Job — The records that follow need to be output exactly as they are.

--- Begin ---

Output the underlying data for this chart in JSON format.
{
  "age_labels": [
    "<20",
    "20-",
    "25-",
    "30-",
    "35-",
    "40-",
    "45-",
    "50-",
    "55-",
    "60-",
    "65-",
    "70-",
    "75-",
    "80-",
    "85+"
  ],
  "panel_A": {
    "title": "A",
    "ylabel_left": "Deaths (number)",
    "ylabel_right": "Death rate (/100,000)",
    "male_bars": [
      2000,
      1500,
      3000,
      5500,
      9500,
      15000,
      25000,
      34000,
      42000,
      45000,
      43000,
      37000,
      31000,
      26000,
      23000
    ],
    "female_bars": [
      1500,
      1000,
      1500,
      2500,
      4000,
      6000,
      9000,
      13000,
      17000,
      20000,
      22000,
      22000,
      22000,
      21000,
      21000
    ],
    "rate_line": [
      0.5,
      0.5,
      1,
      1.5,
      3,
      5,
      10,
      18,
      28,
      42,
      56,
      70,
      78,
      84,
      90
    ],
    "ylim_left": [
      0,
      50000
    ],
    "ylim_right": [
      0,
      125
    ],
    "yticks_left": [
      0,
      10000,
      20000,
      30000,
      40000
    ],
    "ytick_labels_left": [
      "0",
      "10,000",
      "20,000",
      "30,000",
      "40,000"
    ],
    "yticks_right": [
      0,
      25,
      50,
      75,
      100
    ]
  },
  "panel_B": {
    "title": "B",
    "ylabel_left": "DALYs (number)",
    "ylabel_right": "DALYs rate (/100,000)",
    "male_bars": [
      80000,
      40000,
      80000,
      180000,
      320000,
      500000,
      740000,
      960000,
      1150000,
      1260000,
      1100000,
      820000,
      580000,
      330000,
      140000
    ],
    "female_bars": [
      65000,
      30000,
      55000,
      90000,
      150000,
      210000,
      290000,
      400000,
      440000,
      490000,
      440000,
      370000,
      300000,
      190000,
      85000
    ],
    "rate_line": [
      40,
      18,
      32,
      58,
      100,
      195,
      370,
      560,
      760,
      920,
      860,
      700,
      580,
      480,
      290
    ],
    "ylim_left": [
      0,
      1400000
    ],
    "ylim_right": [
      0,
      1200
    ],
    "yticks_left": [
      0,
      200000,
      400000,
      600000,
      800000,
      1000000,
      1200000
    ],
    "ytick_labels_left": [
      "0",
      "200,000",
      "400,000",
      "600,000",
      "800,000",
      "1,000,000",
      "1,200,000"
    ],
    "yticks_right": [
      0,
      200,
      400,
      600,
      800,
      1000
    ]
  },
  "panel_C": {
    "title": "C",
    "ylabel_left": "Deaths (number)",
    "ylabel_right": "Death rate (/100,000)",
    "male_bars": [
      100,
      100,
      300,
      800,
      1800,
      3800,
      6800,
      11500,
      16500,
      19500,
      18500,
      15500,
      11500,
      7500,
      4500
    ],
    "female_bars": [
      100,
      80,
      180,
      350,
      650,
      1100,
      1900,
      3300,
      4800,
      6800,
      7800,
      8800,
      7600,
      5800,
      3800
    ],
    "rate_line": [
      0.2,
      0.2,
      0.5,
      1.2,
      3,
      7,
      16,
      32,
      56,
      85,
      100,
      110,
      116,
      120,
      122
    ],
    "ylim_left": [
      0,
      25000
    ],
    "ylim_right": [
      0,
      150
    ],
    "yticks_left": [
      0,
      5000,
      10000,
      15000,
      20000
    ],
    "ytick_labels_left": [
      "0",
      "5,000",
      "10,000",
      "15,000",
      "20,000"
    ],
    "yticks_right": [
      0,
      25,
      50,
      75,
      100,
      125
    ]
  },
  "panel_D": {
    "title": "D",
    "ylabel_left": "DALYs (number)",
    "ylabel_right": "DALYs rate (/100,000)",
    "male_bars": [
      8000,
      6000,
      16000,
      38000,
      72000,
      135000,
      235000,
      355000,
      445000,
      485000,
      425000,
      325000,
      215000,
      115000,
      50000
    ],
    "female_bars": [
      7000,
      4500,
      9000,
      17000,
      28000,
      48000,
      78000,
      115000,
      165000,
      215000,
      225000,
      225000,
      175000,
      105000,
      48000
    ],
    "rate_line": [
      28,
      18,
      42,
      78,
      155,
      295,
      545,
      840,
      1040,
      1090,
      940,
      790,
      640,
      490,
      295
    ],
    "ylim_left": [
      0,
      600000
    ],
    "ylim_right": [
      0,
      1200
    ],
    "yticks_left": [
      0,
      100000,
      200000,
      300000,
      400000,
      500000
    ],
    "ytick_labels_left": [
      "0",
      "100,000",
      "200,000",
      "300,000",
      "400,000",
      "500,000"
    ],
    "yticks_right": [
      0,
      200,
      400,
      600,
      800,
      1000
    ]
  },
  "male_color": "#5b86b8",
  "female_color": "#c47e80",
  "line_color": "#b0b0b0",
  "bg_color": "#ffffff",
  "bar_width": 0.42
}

--- End ---

Result of the task —
Output the underlying data for this chart in JSON format.
{
  "age_labels": [
    "<20",
    "20-",
    "25-",
    "30-",
    "35-",
    "40-",
    "45-",
    "50-",
    "55-",
    "60-",
    "65-",
    "70-",
    "75-",
    "80-",
    "85+"
  ],
  "panel_A": {
    "title": "A",
    "ylabel_left": "Deaths (number)",
    "ylabel_right": "Death rate (/100,000)",
    "male_bars": [
      2000,
      1500,
      3000,
      5500,
      9500,
      15000,
      25000,
      34000,
      42000,
      45000,
      43000,
      37000,
      31000,
      26000,
      23000
    ],
    "female_bars": [
      1500,
      1000,
      1500,
      2500,
      4000,
      6000,
      9000,
      13000,
      17000,
      20000,
      22000,
      22000,
      22000,
      21000,
      21000
    ],
    "rate_line": [
      0.5,
      0.5,
      1,
      1.5,
      3,
      5,
      10,
      18,
      28,
      42,
      56,
      70,
      78,
      84,
      90
    ],
    "ylim_left": [
      0,
      50000
    ],
    "ylim_right": [
      0,
      125
    ],
    "yticks_left": [
      0,
      10000,
      20000,
      30000,
      40000
    ],
    "ytick_labels_left": [
      "0",
      "10,000",
      "20,000",
      "30,000",
      "40,000"
    ],
    "yticks_right": [
      0,
      25,
      50,
      75,
      100
    ]
  },
  "panel_B": {
    "title": "B",
    "ylabel_left": "DALYs (number)",
    "ylabel_right": "DALYs rate (/100,000)",
    "male_bars": [
      80000,
      40000,
      80000,
      180000,
      320000,
      500000,
      740000,
      960000,
      1150000,
      1260000,
      1100000,
      820000,
      580000,
      330000,
      140000
    ],
    "female_bars": [
      65000,
      30000,
      55000,
      90000,
      150000,
      210000,
      290000,
      400000,
      440000,
      490000,
      440000,
      370000,
      300000,
      190000,
      85000
    ],
    "rate_line": [
      40,
      18,
      32,
      58,
      100,
      195,
      370,
      560,
      760,
      920,
      860,
      700,
      580,
      480,
      290
    ],
    "ylim_left": [
      0,
      1400000
    ],
    "ylim_right": [
      0,
      1200
    ],
    "yticks_left": [
      0,
      200000,
      400000,
      600000,
      800000,
      1000000,
      1200000
    ],
    "ytick_labels_left": [
      "0",
      "200,000",
      "400,000",
      "600,000",
      "800,000",
      "1,000,000",
      "1,200,000"
    ],
    "yticks_right": [
      0,
      200,
      400,
      600,
      800,
      1000
    ]
  },
  "panel_C": {
    "title": "C",
    "ylabel_left": "Deaths (number)",
    "ylabel_right": "Death rate (/100,000)",
    "male_bars": [
      100,
      100,
      300,
      800,
      1800,
      3800,
      6800,
      11500,
      16500,
      19500,
      18500,
      15500,
      11500,
      7500,
      4500
    ],
    "female_bars": [
      100,
      80,
      180,
      350,
      650,
      1100,
      1900,
      3300,
      4800,
      6800,
      7800,
      8800,
      7600,
      5800,
      3800
    ],
    "rate_line": [
      0.2,
      0.2,
      0.5,
      1.2,
      3,
      7,
      16,
      32,
      56,
      85,
      100,
      110,
      116,
      120,
      122
    ],
    "ylim_left": [
      0,
      25000
    ],
    "ylim_right": [
      0,
      150
    ],
    "yticks_left": [
      0,
      5000,
      10000,
      15000,
      20000
    ],
    "ytick_labels_left": [
      "0",
      "5,000",
      "10,000",
      "15,000",
      "20,000"
    ],
    "yticks_right": [
      0,
      25,
      50,
      75,
      100,
      125
    ]
  },
  "panel_D": {
    "title": "D",
    "ylabel_left": "DALYs (number)",
    "ylabel_right": "DALYs rate (/100,000)",
    "male_bars": [
      8000,
      6000,
      16000,
      38000,
      72000,
      135000,
      235000,
      355000,
      445000,
      485000,
      425000,
      325000,
      215000,
      115000,
      50000
    ],
    "female_bars": [
      7000,
      4500,
      9000,
      17000,
      28000,
      48000,
      78000,
      115000,
      165000,
      215000,
      225000,
      225000,
      175000,
      105000,
      48000
    ],
    "rate_line": [
      28,
      18,
      42,
      78,
      155,
      295,
      545,
      840,
      1040,
      1090,
      940,
      790,
      640,
      490,
      295
    ],
    "ylim_left": [
      0,
      600000
    ],
    "ylim_right": [
      0,
      1200
    ],
    "yticks_left": [
      0,
      100000,
      200000,
      300000,
      400000,
      500000
    ],
    "ytick_labels_left": [
      "0",
      "100,000",
      "200,000",
      "300,000",
      "400,000",
      "500,000"
    ],
    "yticks_right": [
      0,
      200,
      400,
      600,
      800,
      1000
    ]
  },
  "male_color": "#5b86b8",
  "female_color": "#c47e80",
  "line_color": "#b0b0b0",
  "bg_color": "#ffffff",
  "bar_width": 0.42
}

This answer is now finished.